━━━ DATA IN THIS EXERCISE ━━━

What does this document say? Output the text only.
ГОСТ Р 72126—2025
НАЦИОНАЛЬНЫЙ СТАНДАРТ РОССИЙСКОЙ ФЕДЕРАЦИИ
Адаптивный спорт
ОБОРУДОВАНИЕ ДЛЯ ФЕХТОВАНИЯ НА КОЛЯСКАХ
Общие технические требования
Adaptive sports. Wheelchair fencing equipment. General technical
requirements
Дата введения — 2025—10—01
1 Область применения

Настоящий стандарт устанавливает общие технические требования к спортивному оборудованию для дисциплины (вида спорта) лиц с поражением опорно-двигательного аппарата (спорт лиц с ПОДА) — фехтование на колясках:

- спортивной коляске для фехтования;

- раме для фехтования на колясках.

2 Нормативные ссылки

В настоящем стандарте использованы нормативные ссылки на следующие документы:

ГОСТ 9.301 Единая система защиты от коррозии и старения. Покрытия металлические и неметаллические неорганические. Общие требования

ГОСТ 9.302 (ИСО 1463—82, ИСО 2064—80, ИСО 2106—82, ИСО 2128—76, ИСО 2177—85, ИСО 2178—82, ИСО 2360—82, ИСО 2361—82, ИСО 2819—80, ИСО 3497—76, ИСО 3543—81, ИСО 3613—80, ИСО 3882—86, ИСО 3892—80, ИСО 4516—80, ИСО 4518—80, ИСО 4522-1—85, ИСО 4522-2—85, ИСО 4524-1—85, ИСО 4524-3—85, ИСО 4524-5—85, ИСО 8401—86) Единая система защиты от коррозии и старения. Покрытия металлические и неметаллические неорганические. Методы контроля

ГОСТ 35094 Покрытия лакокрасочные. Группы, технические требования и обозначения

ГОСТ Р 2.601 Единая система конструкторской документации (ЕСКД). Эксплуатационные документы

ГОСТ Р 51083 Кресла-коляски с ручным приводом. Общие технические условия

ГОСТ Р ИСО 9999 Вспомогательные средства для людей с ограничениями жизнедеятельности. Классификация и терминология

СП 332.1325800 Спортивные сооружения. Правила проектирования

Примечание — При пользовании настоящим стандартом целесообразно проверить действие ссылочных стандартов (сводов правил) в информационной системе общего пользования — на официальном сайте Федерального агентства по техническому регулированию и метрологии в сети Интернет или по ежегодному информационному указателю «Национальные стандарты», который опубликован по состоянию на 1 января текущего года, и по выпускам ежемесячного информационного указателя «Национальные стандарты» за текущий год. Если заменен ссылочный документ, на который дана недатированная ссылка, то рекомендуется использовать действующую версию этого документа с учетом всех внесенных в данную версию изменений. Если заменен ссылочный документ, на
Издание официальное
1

━━━

• WRITTEN TASK: Retype the data in full and match it exactly.

• EXERCISE SOLUTION:
What does this document say? Output the text only.
ГОСТ Р 72126—2025
НАЦИОНАЛЬНЫЙ СТАНДАРТ РОССИЙСКОЙ ФЕДЕРАЦИИ
Адаптивный спорт
ОБОРУДОВАНИЕ ДЛЯ ФЕХТОВАНИЯ НА КОЛЯСКАХ
Общие технические требования
Adaptive sports. Wheelchair fencing equipment. General technical
requirements
Дата введения — 2025—10—01
1 Область применения

Настоящий стандарт устанавливает общие технические требования к спортивному оборудованию для дисциплины (вида спорта) лиц с поражением опорно-двигательного аппарата (спорт лиц с ПОДА) — фехтование на колясках:

- спортивной коляске для фехтования;

- раме для фехтования на колясках.

2 Нормативные ссылки

В настоящем стандарте использованы нормативные ссылки на следующие документы:

ГОСТ 9.301 Единая система защиты от коррозии и старения. Покрытия металлические и неметаллические неорганические. Общие требования

ГОСТ 9.302 (ИСО 1463—82, ИСО 2064—80, ИСО 2106—82, ИСО 2128—76, ИСО 2177—85, ИСО 2178—82, ИСО 2360—82, ИСО 2361—82, ИСО 2819—80, ИСО 3497—76, ИСО 3543—81, ИСО 3613—80, ИСО 3882—86, ИСО 3892—80, ИСО 4516—80, ИСО 4518—80, ИСО 4522-1—85, ИСО 4522-2—85, ИСО 4524-1—85, ИСО 4524-3—85, ИСО 4524-5—85, ИСО 8401—86) Единая система защиты от коррозии и старения. Покрытия металлические и неметаллические неорганические. Методы контроля

ГОСТ 35094 Покрытия лакокрасочные. Группы, технические требования и обозначения

ГОСТ Р 2.601 Единая система конструкторской документации (ЕСКД). Эксплуатационные документы

ГОСТ Р 51083 Кресла-коляски с ручным приводом. Общие технические условия

ГОСТ Р ИСО 9999 Вспомогательные средства для людей с ограничениями жизнедеятельности. Классификация и терминология

СП 332.1325800 Спортивные сооружения. Правила проектирования

Примечание — При пользовании настоящим стандартом целесообразно проверить действие ссылочных стандартов (сводов правил) в информационной системе общего пользования — на официальном сайте Федерального агентства по техническому регулированию и метрологии в сети Интернет или по ежегодному информационному указателю «Национальные стандарты», который опубликован по состоянию на 1 января текущего года, и по выпускам ежемесячного информационного указателя «Национальные стандарты» за текущий год. Если заменен ссылочный документ, на который дана недатированная ссылка, то рекомендуется использовать действующую версию этого документа с учетом всех внесенных в данную версию изменений. Если заменен ссылочный документ, на
Издание официальное
1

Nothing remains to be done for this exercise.